* _AIM_
Hunt for the word "Kronstadt" across the entries below, copying each line that holds it.

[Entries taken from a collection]

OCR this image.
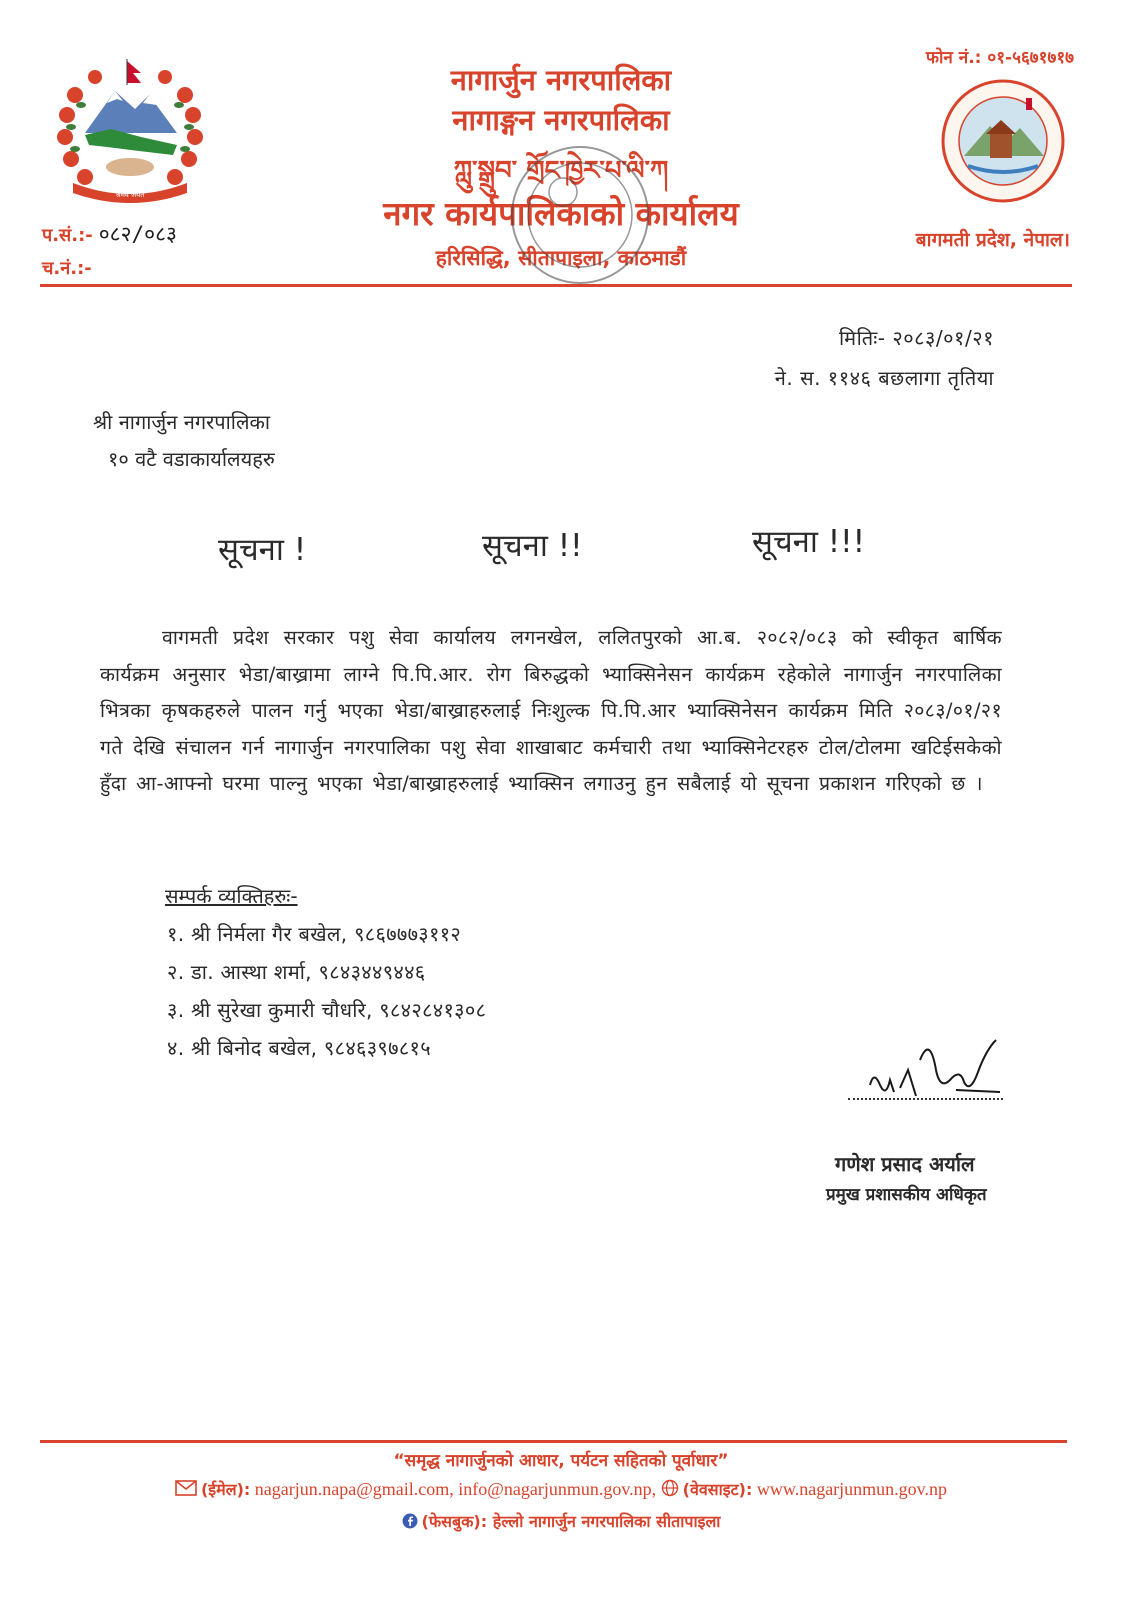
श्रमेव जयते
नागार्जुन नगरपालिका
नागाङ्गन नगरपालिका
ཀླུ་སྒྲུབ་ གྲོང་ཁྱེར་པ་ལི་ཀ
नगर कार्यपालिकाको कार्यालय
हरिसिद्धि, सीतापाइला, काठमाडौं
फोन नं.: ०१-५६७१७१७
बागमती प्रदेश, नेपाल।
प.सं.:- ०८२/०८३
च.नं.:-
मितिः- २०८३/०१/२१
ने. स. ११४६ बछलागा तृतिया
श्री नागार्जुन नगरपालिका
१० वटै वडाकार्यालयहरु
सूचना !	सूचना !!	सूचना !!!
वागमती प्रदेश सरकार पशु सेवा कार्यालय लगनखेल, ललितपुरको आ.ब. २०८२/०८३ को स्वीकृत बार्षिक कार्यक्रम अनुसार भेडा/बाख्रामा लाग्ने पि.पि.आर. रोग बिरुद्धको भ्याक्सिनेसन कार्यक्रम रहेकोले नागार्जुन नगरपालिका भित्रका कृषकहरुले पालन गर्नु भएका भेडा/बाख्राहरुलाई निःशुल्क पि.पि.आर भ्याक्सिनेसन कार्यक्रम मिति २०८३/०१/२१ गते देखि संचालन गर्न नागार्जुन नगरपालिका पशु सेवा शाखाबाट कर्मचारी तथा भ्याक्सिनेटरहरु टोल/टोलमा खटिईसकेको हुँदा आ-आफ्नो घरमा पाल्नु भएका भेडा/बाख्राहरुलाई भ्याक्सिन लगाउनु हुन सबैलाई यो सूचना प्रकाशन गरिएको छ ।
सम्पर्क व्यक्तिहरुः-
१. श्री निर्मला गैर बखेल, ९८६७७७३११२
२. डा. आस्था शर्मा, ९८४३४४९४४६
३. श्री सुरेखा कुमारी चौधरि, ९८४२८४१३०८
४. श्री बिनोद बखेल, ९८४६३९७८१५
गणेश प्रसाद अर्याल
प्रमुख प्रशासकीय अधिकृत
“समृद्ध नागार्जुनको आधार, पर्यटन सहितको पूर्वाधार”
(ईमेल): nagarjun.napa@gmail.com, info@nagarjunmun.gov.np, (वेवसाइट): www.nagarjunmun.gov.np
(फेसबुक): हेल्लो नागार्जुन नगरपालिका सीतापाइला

* * *

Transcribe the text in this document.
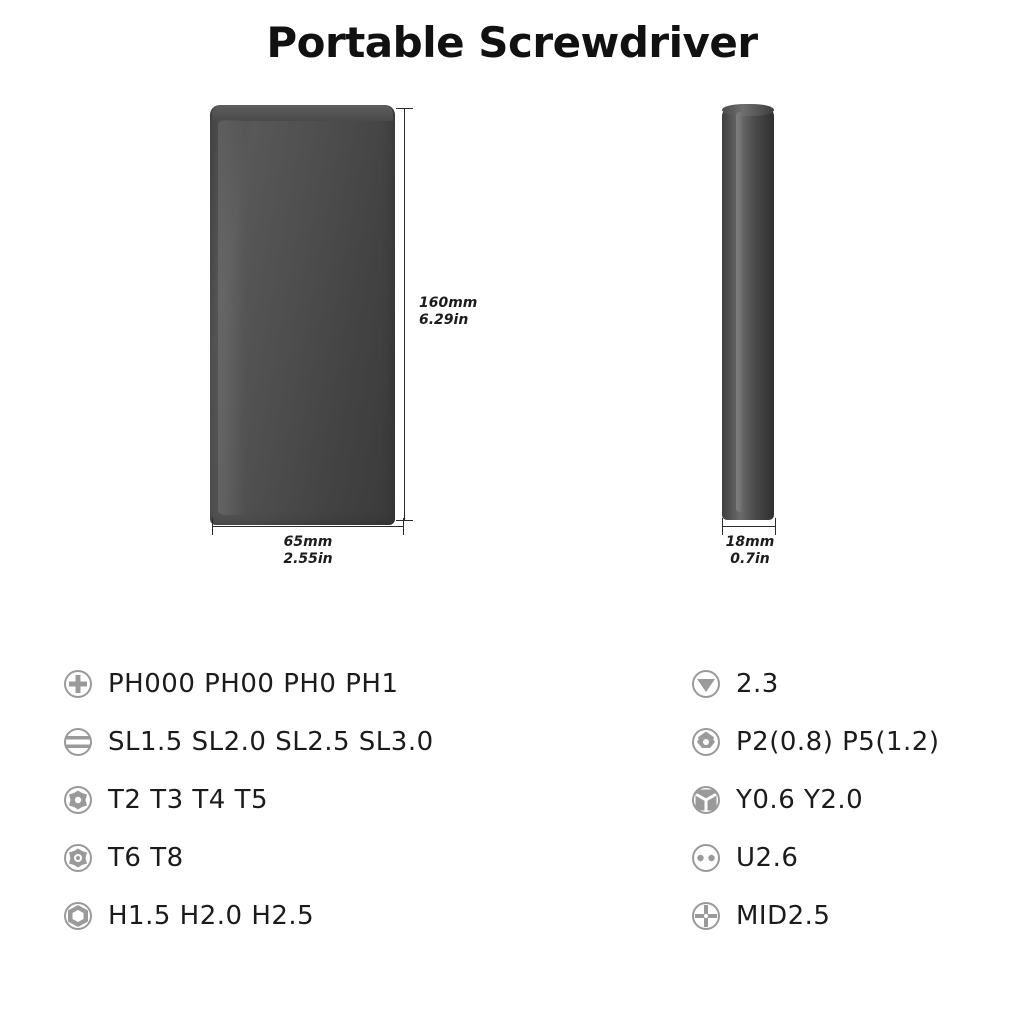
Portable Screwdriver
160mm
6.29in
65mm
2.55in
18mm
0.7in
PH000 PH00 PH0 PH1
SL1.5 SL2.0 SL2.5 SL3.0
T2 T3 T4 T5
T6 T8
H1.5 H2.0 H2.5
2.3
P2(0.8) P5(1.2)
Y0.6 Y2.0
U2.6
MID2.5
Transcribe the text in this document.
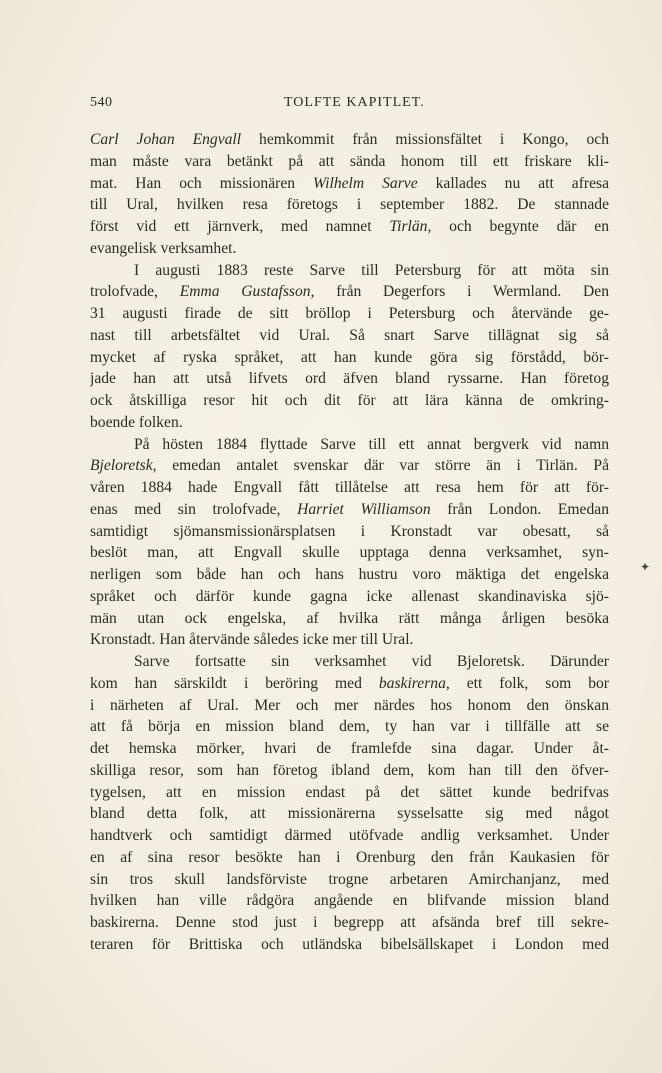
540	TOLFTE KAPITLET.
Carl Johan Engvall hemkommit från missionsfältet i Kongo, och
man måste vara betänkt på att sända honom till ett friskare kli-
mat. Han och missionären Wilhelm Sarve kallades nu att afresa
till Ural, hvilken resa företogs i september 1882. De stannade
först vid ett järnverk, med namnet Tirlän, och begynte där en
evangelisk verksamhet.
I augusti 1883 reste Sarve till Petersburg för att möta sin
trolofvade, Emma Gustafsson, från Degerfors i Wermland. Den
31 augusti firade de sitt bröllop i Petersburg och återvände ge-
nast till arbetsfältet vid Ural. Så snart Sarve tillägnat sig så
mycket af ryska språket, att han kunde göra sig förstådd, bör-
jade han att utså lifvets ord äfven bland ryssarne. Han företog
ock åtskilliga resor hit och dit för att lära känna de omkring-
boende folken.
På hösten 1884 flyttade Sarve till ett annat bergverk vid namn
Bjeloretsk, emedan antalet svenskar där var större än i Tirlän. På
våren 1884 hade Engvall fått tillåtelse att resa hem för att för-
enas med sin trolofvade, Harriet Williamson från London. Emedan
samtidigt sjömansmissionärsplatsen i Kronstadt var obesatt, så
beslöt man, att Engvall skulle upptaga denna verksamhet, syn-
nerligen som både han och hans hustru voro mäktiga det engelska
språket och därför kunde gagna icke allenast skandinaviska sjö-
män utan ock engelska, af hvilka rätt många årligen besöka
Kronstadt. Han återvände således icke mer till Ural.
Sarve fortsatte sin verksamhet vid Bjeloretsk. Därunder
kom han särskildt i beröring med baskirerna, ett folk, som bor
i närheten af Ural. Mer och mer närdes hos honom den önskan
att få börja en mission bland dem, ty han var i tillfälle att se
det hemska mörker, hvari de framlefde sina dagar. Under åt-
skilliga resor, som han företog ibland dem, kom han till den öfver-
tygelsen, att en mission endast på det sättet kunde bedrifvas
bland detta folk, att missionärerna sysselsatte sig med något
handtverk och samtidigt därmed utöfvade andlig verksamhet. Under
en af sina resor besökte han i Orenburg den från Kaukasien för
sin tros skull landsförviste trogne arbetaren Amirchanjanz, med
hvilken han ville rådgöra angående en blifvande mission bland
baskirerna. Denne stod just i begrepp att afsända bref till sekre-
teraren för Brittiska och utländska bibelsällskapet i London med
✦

...

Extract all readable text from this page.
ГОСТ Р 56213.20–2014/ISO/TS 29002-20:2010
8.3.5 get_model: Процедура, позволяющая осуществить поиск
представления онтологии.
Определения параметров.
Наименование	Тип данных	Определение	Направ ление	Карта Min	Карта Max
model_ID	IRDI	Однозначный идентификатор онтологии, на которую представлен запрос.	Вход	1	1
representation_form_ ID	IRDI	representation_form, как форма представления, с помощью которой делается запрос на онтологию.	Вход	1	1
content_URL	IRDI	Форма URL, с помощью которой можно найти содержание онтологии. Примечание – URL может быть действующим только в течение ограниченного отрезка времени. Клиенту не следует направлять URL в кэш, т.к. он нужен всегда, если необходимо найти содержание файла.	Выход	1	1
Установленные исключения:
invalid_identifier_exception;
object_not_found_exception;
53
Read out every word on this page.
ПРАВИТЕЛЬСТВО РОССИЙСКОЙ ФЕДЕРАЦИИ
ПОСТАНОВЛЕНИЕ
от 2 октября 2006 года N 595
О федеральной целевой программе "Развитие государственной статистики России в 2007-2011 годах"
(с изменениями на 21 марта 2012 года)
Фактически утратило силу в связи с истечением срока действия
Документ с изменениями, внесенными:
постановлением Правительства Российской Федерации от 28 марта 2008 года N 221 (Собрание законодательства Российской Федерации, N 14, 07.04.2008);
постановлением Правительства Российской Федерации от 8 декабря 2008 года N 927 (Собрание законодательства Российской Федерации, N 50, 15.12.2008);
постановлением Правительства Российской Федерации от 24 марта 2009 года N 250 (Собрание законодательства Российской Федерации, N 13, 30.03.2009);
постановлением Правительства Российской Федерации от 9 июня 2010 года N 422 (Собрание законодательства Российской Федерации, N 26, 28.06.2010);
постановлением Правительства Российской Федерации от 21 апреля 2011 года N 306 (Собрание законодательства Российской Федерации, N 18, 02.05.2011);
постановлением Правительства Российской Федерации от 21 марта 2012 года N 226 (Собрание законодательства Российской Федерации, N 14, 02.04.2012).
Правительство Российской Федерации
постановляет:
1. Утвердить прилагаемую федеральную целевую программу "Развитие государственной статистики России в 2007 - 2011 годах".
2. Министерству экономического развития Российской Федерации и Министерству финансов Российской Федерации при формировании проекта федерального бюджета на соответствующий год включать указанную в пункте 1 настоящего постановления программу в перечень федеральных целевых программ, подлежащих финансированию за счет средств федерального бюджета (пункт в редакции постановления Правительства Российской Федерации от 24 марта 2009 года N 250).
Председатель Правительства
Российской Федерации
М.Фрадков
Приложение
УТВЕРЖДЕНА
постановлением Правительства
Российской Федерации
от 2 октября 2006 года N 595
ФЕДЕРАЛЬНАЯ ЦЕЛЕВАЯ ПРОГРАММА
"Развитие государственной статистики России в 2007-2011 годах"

* _SOLUTION BELOW_
samtidigt sjömansmissionärsplatsen i Kronstadt var obesatt, så
Kronstadt. Han återvände således icke mer till Ural.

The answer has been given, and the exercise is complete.